▶

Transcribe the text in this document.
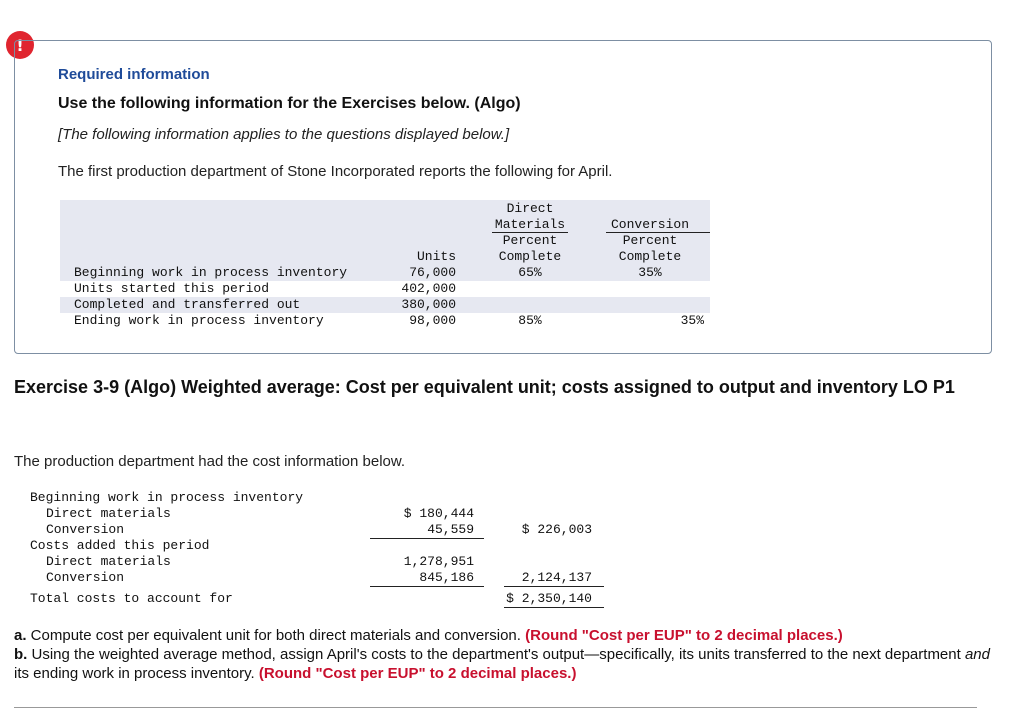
!
Required information
Use the following information for the Exercises below. (Algo)
[The following information applies to the questions displayed below.]
The first production department of Stone Incorporated reports the following for April.
Units
Direct
Materials
Percent
Complete
Conversion
Percent
Complete
Beginning work in process inventory	76,000	65%	35%
Units started this period	402,000
Completed and transferred out	380,000
Ending work in process inventory	98,000	85%	35%
Exercise 3-9 (Algo) Weighted average: Cost per equivalent unit; costs assigned to output and inventory LO P1
The production department had the cost information below.
Beginning work in process inventory
Direct materials	$ 180,444
Conversion	45,559	$ 226,003
Costs added this period
Direct materials	1,278,951
Conversion	845,186	2,124,137
Total costs to account for	$ 2,350,140
a. Compute cost per equivalent unit for both direct materials and conversion. (Round "Cost per EUP" to 2 decimal places.)
b. Using the weighted average method, assign April's costs to the department's output—specifically, its units transferred to the next department and its ending work in process inventory. (Round "Cost per EUP" to 2 decimal places.)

◀

> **EXERCISE INSTRUCTIONS**
Check every line of the data above for the string "decimal", and copy those that have it.

> **FINAL ANSWER**
a. Compute cost per equivalent unit for both direct materials and conversion. (Round "Cost per EUP" to 2 decimal places.)
b. Using the weighted average method, assign April's costs to the department's output—specifically, its units transferred to the next department and its ending work in process inventory. (Round "Cost per EUP" to 2 decimal places.)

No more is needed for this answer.